What needs to be done: Hunt for the word "заместитель" across the entries below, copying each line that holds it.

Part of a data file:
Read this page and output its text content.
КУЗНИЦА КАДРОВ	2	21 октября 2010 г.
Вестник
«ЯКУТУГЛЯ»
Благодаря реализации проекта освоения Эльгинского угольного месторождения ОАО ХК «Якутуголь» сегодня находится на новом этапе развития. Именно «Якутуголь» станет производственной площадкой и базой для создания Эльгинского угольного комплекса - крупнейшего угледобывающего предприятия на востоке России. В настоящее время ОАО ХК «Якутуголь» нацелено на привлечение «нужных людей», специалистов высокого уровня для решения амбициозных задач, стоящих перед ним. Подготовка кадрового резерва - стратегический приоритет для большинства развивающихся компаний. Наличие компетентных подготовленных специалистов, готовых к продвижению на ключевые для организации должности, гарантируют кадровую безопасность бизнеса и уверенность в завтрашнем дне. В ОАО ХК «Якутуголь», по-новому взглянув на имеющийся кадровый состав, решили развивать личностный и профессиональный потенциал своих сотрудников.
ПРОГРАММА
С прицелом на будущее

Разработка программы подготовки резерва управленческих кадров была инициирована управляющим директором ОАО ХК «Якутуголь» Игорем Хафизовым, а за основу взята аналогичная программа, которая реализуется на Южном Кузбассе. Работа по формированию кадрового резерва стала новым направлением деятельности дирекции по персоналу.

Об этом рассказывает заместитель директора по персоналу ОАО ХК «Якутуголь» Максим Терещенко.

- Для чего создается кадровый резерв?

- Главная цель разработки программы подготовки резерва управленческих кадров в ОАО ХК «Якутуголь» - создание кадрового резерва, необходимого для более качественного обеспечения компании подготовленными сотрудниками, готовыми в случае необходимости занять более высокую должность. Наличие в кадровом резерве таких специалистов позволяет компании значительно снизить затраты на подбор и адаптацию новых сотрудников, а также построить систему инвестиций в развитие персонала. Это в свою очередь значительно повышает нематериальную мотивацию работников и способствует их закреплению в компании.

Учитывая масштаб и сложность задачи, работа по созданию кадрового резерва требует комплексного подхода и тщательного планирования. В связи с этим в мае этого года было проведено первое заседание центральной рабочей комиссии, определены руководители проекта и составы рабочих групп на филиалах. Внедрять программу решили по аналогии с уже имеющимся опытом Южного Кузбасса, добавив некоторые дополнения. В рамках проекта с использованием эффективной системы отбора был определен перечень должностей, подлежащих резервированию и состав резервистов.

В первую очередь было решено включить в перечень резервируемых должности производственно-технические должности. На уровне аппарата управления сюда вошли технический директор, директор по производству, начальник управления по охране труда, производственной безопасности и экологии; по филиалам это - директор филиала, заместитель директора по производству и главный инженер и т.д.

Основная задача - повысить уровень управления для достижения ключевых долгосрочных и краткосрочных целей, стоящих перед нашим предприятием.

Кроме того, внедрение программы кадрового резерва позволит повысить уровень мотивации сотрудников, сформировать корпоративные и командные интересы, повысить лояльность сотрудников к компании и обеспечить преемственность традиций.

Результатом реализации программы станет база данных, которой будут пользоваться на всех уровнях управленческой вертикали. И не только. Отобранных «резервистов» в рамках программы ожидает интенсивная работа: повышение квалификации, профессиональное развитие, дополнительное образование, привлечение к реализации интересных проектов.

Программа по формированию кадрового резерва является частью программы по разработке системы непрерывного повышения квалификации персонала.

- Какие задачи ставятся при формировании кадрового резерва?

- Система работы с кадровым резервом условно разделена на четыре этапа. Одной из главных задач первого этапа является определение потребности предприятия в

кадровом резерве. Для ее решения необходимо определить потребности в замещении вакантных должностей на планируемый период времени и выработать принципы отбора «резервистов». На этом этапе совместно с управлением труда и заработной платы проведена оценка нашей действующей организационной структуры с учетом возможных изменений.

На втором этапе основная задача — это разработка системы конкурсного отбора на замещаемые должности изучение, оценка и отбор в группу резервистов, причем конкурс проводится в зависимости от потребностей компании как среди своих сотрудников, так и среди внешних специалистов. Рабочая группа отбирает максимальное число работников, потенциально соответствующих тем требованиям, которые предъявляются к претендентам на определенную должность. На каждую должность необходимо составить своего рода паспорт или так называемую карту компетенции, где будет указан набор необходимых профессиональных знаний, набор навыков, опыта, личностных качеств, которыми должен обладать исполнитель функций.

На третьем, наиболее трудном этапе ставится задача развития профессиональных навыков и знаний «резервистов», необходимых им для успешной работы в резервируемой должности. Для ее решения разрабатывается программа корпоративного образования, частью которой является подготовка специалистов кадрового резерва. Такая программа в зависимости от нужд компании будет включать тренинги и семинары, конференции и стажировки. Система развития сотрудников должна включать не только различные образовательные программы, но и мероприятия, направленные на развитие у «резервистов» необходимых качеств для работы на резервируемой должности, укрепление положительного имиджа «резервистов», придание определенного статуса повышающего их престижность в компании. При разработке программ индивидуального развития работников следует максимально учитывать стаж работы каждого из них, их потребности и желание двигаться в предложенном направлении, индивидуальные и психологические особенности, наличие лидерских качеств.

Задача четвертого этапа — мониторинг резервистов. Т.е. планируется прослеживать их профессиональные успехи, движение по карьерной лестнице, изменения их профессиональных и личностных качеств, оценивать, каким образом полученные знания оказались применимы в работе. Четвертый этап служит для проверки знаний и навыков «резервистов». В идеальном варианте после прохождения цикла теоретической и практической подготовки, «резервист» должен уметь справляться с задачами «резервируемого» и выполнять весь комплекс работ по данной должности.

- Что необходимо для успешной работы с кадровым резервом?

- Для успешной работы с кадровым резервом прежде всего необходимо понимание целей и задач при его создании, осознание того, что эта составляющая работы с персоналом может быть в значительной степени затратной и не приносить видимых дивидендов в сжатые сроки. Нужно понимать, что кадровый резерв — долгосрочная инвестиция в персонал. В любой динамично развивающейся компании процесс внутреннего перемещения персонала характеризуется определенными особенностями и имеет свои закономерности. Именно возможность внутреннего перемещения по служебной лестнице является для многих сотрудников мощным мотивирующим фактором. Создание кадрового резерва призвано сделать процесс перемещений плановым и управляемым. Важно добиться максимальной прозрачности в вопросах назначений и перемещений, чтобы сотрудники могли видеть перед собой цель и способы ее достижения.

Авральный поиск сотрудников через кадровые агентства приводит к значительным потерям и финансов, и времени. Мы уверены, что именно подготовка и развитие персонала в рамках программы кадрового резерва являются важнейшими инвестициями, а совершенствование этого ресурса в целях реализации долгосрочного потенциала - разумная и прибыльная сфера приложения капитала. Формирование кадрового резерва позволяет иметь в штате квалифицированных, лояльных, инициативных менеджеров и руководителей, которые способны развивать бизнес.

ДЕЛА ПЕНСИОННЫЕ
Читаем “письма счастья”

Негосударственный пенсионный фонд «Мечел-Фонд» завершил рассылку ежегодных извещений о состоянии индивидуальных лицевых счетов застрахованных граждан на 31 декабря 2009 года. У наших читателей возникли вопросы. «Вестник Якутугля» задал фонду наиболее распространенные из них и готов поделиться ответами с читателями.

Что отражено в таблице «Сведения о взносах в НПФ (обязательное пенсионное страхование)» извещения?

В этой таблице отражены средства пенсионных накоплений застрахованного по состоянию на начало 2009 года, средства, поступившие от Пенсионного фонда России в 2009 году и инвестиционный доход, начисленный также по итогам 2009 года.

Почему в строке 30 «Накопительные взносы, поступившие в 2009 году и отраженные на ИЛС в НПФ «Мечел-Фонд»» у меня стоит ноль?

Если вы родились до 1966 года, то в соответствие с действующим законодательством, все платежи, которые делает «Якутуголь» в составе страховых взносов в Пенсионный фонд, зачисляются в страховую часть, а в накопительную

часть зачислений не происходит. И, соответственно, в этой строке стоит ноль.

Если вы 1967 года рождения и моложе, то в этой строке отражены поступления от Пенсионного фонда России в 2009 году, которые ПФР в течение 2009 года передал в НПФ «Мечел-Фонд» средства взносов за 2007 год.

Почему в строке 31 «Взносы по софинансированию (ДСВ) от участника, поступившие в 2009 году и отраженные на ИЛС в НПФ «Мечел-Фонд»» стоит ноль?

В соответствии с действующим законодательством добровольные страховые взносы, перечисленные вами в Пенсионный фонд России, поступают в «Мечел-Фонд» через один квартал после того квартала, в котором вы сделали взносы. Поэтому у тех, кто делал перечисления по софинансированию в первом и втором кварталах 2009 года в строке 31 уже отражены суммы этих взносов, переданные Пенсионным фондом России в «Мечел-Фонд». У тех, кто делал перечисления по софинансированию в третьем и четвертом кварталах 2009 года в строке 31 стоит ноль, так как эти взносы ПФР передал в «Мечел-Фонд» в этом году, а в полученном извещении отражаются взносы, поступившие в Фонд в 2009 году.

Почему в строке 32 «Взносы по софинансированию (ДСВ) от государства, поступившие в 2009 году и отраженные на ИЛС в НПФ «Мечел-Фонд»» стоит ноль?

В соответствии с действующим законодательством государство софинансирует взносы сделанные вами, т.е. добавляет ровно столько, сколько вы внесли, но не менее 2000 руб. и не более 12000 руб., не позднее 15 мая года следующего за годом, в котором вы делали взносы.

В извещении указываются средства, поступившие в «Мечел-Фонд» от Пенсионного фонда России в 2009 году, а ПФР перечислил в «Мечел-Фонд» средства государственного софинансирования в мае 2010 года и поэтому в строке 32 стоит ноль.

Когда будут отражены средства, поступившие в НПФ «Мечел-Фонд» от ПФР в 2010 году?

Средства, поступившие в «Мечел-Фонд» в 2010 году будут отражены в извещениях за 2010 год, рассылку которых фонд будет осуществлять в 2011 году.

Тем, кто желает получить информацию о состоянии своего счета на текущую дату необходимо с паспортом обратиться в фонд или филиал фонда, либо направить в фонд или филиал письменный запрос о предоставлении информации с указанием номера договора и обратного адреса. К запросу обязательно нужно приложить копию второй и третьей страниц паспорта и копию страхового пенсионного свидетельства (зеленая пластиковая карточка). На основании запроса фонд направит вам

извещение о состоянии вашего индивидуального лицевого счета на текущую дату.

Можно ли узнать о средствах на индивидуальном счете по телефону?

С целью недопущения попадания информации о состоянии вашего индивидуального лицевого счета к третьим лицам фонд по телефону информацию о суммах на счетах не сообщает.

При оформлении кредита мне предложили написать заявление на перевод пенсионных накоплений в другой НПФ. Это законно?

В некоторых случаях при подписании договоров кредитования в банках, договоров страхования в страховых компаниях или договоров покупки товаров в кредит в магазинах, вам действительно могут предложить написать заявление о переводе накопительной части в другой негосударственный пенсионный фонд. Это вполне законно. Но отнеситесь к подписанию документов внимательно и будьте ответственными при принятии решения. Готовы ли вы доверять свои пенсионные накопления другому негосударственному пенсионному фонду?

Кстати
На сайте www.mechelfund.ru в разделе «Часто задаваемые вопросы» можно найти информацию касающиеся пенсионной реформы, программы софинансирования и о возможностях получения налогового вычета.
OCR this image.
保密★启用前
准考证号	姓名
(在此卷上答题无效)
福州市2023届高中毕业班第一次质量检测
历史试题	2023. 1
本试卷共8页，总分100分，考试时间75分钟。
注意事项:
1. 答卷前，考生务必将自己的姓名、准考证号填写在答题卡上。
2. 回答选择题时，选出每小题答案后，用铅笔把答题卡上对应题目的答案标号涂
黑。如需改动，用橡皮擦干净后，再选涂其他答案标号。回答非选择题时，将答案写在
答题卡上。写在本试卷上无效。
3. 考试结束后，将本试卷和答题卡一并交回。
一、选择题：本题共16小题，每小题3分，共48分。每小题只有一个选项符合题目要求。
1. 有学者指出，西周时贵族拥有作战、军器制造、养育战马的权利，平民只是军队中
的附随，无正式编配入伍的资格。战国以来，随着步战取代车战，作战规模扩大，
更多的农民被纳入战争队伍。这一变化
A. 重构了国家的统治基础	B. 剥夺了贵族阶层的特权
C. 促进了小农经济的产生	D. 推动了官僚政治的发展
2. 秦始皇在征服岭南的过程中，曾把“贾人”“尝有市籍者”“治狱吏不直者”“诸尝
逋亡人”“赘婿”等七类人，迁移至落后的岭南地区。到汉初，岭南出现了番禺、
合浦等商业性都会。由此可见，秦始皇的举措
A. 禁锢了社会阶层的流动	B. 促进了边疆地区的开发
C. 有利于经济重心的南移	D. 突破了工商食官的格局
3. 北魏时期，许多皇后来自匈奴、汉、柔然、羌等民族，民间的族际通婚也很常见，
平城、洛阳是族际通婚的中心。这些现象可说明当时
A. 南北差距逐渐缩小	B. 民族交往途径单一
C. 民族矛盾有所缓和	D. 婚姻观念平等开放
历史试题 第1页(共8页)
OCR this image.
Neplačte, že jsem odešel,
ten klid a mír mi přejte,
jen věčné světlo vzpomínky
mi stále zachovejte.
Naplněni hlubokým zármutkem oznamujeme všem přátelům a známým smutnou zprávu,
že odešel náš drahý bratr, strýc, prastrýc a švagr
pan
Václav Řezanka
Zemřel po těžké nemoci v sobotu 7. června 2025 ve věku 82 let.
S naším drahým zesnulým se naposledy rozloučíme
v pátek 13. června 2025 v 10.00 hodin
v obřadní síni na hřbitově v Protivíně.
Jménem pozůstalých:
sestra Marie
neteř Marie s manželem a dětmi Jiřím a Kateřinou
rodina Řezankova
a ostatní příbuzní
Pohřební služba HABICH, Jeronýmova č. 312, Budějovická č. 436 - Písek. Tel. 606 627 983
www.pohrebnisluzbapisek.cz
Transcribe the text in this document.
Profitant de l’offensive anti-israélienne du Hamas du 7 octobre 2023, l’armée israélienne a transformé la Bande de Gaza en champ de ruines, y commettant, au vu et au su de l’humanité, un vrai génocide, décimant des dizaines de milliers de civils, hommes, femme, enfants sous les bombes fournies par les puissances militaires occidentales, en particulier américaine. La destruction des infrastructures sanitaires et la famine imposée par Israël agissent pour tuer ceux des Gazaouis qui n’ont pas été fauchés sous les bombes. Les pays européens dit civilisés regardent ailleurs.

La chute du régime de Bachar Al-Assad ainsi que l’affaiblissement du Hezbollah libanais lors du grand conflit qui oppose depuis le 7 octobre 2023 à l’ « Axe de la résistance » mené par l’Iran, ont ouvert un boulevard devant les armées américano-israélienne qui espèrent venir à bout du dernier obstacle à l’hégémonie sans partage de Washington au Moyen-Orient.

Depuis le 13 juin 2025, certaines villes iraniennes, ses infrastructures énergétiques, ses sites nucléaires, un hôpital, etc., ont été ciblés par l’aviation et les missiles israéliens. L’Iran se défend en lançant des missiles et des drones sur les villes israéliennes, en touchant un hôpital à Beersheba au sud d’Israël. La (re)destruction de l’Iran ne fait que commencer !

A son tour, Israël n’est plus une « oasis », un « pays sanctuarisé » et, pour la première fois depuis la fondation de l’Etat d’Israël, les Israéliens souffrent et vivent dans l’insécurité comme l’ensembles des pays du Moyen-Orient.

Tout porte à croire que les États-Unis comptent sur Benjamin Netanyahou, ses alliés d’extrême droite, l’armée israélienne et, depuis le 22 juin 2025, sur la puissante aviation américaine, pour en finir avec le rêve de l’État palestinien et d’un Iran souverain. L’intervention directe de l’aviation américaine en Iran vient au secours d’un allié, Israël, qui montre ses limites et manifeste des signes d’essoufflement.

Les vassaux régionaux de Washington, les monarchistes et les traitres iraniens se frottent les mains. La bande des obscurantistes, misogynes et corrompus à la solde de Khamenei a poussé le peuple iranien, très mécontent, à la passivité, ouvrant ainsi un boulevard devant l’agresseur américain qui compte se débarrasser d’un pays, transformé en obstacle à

The output:
Об этом рассказывает заместитель директора по персоналу ОАО ХК «Якутуголь» Максим Терещенко.
В первую очередь было решено включить в перечень резервируемых должности производственно-технические должности. На уровне аппарата управления сюда вошли технический директор, директор по производству, начальник управления по охране труда, производственной безопасности и экологии; по филиалам это - директор филиала, заместитель директора по производству и главный инженер и т.д.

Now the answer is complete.